* Begin Extracted entries *

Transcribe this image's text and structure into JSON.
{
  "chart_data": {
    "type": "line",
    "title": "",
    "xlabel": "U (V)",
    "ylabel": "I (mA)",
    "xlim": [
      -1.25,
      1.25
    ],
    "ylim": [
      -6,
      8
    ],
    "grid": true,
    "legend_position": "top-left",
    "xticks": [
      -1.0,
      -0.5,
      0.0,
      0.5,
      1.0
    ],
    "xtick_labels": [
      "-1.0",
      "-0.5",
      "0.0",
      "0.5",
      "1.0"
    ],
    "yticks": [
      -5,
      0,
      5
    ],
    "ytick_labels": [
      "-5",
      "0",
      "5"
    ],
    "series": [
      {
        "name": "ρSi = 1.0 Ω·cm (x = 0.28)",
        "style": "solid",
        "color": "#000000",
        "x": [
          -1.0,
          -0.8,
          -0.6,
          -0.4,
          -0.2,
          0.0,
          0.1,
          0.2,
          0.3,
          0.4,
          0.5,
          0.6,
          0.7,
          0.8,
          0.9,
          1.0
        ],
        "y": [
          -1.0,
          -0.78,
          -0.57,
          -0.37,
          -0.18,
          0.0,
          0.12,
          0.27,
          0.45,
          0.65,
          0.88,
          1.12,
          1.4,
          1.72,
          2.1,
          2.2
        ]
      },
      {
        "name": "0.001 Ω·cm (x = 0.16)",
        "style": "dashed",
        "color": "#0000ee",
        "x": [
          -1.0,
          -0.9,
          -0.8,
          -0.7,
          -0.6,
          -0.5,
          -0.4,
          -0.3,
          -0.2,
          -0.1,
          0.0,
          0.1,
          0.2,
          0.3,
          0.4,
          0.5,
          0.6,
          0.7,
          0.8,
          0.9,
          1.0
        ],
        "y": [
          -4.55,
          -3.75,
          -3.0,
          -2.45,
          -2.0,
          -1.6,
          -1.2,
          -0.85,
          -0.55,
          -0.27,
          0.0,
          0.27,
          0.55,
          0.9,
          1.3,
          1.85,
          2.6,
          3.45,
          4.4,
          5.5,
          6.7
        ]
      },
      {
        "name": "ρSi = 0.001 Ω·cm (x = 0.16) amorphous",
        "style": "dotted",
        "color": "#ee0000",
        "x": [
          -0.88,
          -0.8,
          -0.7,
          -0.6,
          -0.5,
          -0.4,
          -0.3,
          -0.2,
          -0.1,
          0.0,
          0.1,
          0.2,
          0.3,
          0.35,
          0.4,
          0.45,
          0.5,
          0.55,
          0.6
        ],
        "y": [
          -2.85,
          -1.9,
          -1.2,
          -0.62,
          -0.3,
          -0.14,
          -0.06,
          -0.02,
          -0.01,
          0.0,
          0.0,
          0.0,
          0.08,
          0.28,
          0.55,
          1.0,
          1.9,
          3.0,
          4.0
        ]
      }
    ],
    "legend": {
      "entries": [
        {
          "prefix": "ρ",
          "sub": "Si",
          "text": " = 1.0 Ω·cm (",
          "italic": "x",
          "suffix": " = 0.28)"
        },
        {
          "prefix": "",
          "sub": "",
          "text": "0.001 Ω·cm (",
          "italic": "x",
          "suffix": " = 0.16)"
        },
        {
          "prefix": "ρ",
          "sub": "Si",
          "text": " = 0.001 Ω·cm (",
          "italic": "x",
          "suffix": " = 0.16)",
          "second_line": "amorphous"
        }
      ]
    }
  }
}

* End Extracted entries *

Stated task: Copy out each record, keeping every word as it is.

Answer to the exercise:
Transcribe this image's text and structure into JSON.
{
  "chart_data": {
    "type": "line",
    "title": "",
    "xlabel": "U (V)",
    "ylabel": "I (mA)",
    "xlim": [
      -1.25,
      1.25
    ],
    "ylim": [
      -6,
      8
    ],
    "grid": true,
    "legend_position": "top-left",
    "xticks": [
      -1.0,
      -0.5,
      0.0,
      0.5,
      1.0
    ],
    "xtick_labels": [
      "-1.0",
      "-0.5",
      "0.0",
      "0.5",
      "1.0"
    ],
    "yticks": [
      -5,
      0,
      5
    ],
    "ytick_labels": [
      "-5",
      "0",
      "5"
    ],
    "series": [
      {
        "name": "ρSi = 1.0 Ω·cm (x = 0.28)",
        "style": "solid",
        "color": "#000000",
        "x": [
          -1.0,
          -0.8,
          -0.6,
          -0.4,
          -0.2,
          0.0,
          0.1,
          0.2,
          0.3,
          0.4,
          0.5,
          0.6,
          0.7,
          0.8,
          0.9,
          1.0
        ],
        "y": [
          -1.0,
          -0.78,
          -0.57,
          -0.37,
          -0.18,
          0.0,
          0.12,
          0.27,
          0.45,
          0.65,
          0.88,
          1.12,
          1.4,
          1.72,
          2.1,
          2.2
        ]
      },
      {
        "name": "0.001 Ω·cm (x = 0.16)",
        "style": "dashed",
        "color": "#0000ee",
        "x": [
          -1.0,
          -0.9,
          -0.8,
          -0.7,
          -0.6,
          -0.5,
          -0.4,
          -0.3,
          -0.2,
          -0.1,
          0.0,
          0.1,
          0.2,
          0.3,
          0.4,
          0.5,
          0.6,
          0.7,
          0.8,
          0.9,
          1.0
        ],
        "y": [
          -4.55,
          -3.75,
          -3.0,
          -2.45,
          -2.0,
          -1.6,
          -1.2,
          -0.85,
          -0.55,
          -0.27,
          0.0,
          0.27,
          0.55,
          0.9,
          1.3,
          1.85,
          2.6,
          3.45,
          4.4,
          5.5,
          6.7
        ]
      },
      {
        "name": "ρSi = 0.001 Ω·cm (x = 0.16) amorphous",
        "style": "dotted",
        "color": "#ee0000",
        "x": [
          -0.88,
          -0.8,
          -0.7,
          -0.6,
          -0.5,
          -0.4,
          -0.3,
          -0.2,
          -0.1,
          0.0,
          0.1,
          0.2,
          0.3,
          0.35,
          0.4,
          0.45,
          0.5,
          0.55,
          0.6
        ],
        "y": [
          -2.85,
          -1.9,
          -1.2,
          -0.62,
          -0.3,
          -0.14,
          -0.06,
          -0.02,
          -0.01,
          0.0,
          0.0,
          0.0,
          0.08,
          0.28,
          0.55,
          1.0,
          1.9,
          3.0,
          4.0
        ]
      }
    ],
    "legend": {
      "entries": [
        {
          "prefix": "ρ",
          "sub": "Si",
          "text": " = 1.0 Ω·cm (",
          "italic": "x",
          "suffix": " = 0.28)"
        },
        {
          "prefix": "",
          "sub": "",
          "text": "0.001 Ω·cm (",
          "italic": "x",
          "suffix": " = 0.16)"
        },
        {
          "prefix": "ρ",
          "sub": "Si",
          "text": " = 0.001 Ω·cm (",
          "italic": "x",
          "suffix": " = 0.16)",
          "second_line": "amorphous"
        }
      ]
    }
  }
}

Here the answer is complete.